Check each line for the string "ymax" and give only the count of lines that have it.

[START OF Items]

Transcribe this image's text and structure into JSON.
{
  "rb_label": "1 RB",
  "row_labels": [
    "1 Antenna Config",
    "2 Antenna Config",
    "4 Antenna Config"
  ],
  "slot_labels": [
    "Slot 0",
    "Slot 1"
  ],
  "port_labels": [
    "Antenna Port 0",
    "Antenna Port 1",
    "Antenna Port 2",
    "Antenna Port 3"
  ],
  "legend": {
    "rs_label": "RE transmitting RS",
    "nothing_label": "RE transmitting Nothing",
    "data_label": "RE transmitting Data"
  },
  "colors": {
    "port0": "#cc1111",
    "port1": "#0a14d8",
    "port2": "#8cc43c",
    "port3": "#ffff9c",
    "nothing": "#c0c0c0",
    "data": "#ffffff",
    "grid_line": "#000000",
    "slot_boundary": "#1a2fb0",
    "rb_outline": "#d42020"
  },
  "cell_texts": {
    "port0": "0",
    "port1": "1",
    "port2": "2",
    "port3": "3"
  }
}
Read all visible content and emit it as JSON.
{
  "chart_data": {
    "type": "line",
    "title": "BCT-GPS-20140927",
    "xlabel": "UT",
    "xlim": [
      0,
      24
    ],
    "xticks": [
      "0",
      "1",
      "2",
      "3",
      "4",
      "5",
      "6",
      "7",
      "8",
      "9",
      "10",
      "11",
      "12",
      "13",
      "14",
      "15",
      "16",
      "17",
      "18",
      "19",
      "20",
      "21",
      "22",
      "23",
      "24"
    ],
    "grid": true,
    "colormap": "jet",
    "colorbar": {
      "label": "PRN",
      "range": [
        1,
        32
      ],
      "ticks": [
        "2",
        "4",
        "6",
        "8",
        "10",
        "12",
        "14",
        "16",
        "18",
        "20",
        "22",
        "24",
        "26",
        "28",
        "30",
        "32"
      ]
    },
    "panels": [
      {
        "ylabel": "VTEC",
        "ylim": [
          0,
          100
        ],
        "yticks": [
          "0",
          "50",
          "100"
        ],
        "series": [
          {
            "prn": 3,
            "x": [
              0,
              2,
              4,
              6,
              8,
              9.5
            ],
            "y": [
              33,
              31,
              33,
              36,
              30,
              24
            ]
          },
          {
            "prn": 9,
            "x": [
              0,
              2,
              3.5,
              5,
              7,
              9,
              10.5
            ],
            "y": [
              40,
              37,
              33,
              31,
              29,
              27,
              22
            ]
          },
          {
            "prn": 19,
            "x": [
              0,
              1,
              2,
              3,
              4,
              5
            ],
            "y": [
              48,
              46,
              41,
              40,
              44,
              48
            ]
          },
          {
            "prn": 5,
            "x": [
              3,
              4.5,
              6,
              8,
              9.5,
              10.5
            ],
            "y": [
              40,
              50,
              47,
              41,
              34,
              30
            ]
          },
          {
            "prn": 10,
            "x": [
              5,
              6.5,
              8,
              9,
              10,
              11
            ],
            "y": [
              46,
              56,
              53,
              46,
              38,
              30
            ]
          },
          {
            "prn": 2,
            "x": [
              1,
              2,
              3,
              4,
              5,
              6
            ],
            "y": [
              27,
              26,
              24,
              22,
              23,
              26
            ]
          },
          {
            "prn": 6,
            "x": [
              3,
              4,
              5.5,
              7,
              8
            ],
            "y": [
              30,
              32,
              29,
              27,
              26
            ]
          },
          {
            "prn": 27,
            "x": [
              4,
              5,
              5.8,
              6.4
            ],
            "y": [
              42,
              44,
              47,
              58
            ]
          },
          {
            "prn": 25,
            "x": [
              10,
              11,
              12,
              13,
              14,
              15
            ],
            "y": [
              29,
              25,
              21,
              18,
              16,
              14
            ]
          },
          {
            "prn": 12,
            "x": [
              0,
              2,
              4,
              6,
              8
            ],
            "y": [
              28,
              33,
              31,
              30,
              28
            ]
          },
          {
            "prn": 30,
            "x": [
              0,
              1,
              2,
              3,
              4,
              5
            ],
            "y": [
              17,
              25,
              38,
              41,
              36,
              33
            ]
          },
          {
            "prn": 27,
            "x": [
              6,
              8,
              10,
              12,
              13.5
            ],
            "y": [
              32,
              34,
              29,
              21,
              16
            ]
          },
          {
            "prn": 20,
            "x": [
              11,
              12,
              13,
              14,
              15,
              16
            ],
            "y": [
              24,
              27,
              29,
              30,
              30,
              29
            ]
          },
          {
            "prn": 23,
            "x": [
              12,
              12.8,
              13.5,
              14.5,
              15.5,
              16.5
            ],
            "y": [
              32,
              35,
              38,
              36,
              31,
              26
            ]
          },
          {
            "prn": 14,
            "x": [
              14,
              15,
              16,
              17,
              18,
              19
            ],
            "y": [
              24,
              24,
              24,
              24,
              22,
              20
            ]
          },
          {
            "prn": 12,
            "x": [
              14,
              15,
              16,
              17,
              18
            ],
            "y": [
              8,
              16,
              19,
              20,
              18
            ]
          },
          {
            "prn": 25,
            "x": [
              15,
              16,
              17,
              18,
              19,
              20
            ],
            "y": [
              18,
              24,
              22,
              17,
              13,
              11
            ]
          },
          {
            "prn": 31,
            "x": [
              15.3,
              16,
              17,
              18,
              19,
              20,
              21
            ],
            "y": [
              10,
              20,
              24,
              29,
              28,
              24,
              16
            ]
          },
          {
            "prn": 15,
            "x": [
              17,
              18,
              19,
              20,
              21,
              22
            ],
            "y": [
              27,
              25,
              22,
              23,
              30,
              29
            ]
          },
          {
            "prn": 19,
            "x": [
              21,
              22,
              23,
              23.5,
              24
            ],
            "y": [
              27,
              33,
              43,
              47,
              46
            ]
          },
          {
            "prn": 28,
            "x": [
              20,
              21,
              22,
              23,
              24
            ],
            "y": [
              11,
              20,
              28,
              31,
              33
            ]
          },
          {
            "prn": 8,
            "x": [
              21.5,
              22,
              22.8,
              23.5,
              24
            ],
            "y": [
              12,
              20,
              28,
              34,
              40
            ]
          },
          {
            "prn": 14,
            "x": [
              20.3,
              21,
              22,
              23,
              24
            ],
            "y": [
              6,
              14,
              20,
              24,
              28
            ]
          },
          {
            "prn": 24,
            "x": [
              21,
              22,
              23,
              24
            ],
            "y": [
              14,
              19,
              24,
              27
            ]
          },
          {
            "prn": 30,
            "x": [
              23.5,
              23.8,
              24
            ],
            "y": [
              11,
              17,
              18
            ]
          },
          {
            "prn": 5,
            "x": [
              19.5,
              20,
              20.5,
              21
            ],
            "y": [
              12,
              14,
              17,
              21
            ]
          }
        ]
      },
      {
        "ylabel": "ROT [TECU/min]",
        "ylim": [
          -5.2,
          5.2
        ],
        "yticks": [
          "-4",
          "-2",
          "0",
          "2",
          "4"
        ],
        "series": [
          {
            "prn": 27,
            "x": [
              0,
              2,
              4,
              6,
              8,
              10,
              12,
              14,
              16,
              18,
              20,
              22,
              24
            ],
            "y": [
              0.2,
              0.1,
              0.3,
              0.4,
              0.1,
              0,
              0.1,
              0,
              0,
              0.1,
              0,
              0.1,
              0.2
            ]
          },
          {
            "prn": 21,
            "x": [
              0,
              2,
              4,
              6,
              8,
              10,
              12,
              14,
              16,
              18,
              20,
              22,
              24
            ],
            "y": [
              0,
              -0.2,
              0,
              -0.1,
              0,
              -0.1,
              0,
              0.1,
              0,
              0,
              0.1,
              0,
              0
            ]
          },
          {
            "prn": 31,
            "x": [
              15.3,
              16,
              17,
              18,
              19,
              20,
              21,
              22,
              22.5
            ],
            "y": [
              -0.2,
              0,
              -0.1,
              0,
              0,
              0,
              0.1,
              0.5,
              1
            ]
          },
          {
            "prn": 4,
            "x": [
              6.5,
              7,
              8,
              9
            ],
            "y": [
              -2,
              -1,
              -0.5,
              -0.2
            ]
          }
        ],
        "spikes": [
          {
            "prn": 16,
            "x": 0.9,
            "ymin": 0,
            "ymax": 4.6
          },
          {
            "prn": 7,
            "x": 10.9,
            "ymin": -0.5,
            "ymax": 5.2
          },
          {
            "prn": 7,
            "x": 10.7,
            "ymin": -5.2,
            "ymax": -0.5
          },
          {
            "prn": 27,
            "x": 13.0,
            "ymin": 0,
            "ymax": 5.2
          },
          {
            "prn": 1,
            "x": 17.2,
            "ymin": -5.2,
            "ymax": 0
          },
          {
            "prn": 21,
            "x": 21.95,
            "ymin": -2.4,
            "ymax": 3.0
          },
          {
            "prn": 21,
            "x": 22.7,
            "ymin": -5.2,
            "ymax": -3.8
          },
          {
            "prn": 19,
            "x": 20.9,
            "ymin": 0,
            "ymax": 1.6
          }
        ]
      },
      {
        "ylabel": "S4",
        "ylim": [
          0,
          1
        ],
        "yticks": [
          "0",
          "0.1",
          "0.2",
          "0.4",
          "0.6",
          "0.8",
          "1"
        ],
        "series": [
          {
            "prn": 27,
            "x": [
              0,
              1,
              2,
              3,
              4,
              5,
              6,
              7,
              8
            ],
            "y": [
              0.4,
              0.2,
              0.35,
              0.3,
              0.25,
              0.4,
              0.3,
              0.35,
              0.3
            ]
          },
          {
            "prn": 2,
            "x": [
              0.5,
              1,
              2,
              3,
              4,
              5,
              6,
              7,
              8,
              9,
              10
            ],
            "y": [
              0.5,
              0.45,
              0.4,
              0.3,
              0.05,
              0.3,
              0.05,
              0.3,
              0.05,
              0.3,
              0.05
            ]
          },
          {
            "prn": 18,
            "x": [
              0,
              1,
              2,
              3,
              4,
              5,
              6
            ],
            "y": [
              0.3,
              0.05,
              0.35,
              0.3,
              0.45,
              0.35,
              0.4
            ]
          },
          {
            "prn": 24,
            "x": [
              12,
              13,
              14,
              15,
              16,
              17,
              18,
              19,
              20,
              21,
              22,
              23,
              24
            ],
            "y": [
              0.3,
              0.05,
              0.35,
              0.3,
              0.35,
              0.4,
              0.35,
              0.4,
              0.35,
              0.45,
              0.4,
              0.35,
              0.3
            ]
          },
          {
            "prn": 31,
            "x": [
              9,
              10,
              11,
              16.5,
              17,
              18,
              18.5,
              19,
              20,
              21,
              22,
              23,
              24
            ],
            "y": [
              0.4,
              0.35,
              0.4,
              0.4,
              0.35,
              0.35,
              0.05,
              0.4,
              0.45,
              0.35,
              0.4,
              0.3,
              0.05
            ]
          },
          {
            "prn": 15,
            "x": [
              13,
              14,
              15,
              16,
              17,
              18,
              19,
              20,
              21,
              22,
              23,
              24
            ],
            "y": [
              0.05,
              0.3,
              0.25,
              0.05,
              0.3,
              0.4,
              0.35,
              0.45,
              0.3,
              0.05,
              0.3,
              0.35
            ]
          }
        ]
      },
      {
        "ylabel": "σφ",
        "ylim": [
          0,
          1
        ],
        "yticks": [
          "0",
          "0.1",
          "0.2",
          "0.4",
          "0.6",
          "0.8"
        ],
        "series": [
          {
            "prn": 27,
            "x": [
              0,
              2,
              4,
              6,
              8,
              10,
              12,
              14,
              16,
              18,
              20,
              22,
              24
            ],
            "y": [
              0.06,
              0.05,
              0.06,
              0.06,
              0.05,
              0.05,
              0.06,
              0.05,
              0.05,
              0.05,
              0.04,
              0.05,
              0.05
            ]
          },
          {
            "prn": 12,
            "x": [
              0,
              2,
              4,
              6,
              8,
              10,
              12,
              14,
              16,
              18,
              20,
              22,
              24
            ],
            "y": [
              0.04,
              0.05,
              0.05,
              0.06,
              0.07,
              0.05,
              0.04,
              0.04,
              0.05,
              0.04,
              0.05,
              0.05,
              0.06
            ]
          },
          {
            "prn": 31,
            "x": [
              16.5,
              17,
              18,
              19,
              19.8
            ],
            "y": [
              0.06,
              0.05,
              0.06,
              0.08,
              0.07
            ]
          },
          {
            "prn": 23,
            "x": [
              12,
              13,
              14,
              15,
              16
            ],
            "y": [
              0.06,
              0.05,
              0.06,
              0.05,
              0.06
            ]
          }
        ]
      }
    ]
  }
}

[END OF Items]
[START OF Items]

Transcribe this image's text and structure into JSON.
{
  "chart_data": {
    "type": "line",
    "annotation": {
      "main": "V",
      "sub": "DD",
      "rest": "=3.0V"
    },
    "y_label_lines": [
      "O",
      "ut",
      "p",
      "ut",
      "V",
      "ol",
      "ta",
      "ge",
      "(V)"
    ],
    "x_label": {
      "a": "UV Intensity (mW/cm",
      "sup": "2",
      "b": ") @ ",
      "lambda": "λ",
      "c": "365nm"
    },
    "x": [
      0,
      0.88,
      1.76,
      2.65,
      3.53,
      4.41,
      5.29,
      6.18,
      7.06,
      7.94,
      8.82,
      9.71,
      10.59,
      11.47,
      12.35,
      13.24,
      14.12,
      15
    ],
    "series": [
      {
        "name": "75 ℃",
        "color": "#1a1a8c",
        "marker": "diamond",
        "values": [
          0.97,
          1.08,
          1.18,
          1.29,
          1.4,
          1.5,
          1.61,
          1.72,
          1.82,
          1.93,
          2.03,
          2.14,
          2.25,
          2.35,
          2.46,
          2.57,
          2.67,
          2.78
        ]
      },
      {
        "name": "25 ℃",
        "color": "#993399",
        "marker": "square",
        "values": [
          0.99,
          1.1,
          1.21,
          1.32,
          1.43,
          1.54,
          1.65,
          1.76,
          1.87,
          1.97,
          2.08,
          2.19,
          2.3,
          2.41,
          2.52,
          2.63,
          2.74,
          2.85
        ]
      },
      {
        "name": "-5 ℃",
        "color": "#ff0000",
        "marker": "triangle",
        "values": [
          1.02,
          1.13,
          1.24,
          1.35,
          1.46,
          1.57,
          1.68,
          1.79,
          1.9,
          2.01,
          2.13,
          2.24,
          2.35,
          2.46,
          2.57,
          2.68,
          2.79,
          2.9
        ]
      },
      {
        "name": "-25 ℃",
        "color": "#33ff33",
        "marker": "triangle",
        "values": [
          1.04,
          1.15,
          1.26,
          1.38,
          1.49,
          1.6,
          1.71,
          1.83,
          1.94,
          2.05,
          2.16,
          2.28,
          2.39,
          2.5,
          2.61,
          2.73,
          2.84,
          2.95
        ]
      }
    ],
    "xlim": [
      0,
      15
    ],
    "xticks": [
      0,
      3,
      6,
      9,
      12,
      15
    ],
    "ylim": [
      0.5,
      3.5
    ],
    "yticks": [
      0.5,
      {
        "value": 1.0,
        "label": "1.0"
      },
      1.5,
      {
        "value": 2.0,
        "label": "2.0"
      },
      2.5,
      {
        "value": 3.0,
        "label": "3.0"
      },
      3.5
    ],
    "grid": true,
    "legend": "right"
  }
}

[END OF Items]

* _Output of the task_:
8